Source material:
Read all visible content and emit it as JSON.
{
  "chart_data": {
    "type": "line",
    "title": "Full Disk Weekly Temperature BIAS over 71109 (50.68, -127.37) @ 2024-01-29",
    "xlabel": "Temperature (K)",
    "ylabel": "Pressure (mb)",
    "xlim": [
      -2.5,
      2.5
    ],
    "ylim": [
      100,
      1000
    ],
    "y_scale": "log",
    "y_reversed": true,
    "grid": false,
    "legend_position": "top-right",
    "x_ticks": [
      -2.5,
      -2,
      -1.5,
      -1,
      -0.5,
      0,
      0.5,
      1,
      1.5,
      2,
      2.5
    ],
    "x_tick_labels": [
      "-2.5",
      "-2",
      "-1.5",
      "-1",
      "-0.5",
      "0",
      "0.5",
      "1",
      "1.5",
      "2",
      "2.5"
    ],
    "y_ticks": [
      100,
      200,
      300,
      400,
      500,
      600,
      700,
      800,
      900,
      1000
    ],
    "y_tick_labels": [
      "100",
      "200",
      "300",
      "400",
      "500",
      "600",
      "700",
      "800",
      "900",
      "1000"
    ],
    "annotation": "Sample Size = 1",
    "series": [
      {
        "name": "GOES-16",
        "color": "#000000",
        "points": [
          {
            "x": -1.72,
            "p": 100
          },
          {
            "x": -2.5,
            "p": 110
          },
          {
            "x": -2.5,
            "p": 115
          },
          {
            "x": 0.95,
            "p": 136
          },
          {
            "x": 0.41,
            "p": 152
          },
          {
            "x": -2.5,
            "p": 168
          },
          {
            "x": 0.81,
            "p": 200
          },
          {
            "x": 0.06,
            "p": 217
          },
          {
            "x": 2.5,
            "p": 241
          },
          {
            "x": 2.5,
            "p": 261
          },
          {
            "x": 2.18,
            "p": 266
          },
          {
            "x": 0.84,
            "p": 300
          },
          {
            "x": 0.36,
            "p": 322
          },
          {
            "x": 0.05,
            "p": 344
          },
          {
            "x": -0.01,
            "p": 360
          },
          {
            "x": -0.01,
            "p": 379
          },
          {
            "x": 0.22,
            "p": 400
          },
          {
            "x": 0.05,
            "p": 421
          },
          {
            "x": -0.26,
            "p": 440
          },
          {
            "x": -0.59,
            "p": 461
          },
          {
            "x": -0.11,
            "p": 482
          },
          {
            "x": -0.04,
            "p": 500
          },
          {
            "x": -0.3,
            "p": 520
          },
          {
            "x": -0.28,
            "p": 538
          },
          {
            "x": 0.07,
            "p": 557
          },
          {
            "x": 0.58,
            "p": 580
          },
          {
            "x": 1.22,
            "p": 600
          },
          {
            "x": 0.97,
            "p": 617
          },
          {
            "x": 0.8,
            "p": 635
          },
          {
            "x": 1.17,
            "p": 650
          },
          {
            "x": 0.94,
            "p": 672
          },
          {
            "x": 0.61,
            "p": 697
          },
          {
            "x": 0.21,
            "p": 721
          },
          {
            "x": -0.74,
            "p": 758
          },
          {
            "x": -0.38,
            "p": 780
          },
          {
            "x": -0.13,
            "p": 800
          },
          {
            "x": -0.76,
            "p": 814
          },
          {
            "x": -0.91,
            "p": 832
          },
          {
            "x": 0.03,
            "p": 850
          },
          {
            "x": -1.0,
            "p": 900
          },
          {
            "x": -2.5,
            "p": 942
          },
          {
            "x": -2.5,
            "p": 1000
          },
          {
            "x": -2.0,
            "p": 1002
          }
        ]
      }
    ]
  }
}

Prompt: Each line of the listing above should be output exactly.

Answer for this exercise:
Read all visible content and emit it as JSON.
{
  "chart_data": {
    "type": "line",
    "title": "Full Disk Weekly Temperature BIAS over 71109 (50.68, -127.37) @ 2024-01-29",
    "xlabel": "Temperature (K)",
    "ylabel": "Pressure (mb)",
    "xlim": [
      -2.5,
      2.5
    ],
    "ylim": [
      100,
      1000
    ],
    "y_scale": "log",
    "y_reversed": true,
    "grid": false,
    "legend_position": "top-right",
    "x_ticks": [
      -2.5,
      -2,
      -1.5,
      -1,
      -0.5,
      0,
      0.5,
      1,
      1.5,
      2,
      2.5
    ],
    "x_tick_labels": [
      "-2.5",
      "-2",
      "-1.5",
      "-1",
      "-0.5",
      "0",
      "0.5",
      "1",
      "1.5",
      "2",
      "2.5"
    ],
    "y_ticks": [
      100,
      200,
      300,
      400,
      500,
      600,
      700,
      800,
      900,
      1000
    ],
    "y_tick_labels": [
      "100",
      "200",
      "300",
      "400",
      "500",
      "600",
      "700",
      "800",
      "900",
      "1000"
    ],
    "annotation": "Sample Size = 1",
    "series": [
      {
        "name": "GOES-16",
        "color": "#000000",
        "points": [
          {
            "x": -1.72,
            "p": 100
          },
          {
            "x": -2.5,
            "p": 110
          },
          {
            "x": -2.5,
            "p": 115
          },
          {
            "x": 0.95,
            "p": 136
          },
          {
            "x": 0.41,
            "p": 152
          },
          {
            "x": -2.5,
            "p": 168
          },
          {
            "x": 0.81,
            "p": 200
          },
          {
            "x": 0.06,
            "p": 217
          },
          {
            "x": 2.5,
            "p": 241
          },
          {
            "x": 2.5,
            "p": 261
          },
          {
            "x": 2.18,
            "p": 266
          },
          {
            "x": 0.84,
            "p": 300
          },
          {
            "x": 0.36,
            "p": 322
          },
          {
            "x": 0.05,
            "p": 344
          },
          {
            "x": -0.01,
            "p": 360
          },
          {
            "x": -0.01,
            "p": 379
          },
          {
            "x": 0.22,
            "p": 400
          },
          {
            "x": 0.05,
            "p": 421
          },
          {
            "x": -0.26,
            "p": 440
          },
          {
            "x": -0.59,
            "p": 461
          },
          {
            "x": -0.11,
            "p": 482
          },
          {
            "x": -0.04,
            "p": 500
          },
          {
            "x": -0.3,
            "p": 520
          },
          {
            "x": -0.28,
            "p": 538
          },
          {
            "x": 0.07,
            "p": 557
          },
          {
            "x": 0.58,
            "p": 580
          },
          {
            "x": 1.22,
            "p": 600
          },
          {
            "x": 0.97,
            "p": 617
          },
          {
            "x": 0.8,
            "p": 635
          },
          {
            "x": 1.17,
            "p": 650
          },
          {
            "x": 0.94,
            "p": 672
          },
          {
            "x": 0.61,
            "p": 697
          },
          {
            "x": 0.21,
            "p": 721
          },
          {
            "x": -0.74,
            "p": 758
          },
          {
            "x": -0.38,
            "p": 780
          },
          {
            "x": -0.13,
            "p": 800
          },
          {
            "x": -0.76,
            "p": 814
          },
          {
            "x": -0.91,
            "p": 832
          },
          {
            "x": 0.03,
            "p": 850
          },
          {
            "x": -1.0,
            "p": 900
          },
          {
            "x": -2.5,
            "p": 942
          },
          {
            "x": -2.5,
            "p": 1000
          },
          {
            "x": -2.0,
            "p": 1002
          }
        ]
      }
    ]
  }
}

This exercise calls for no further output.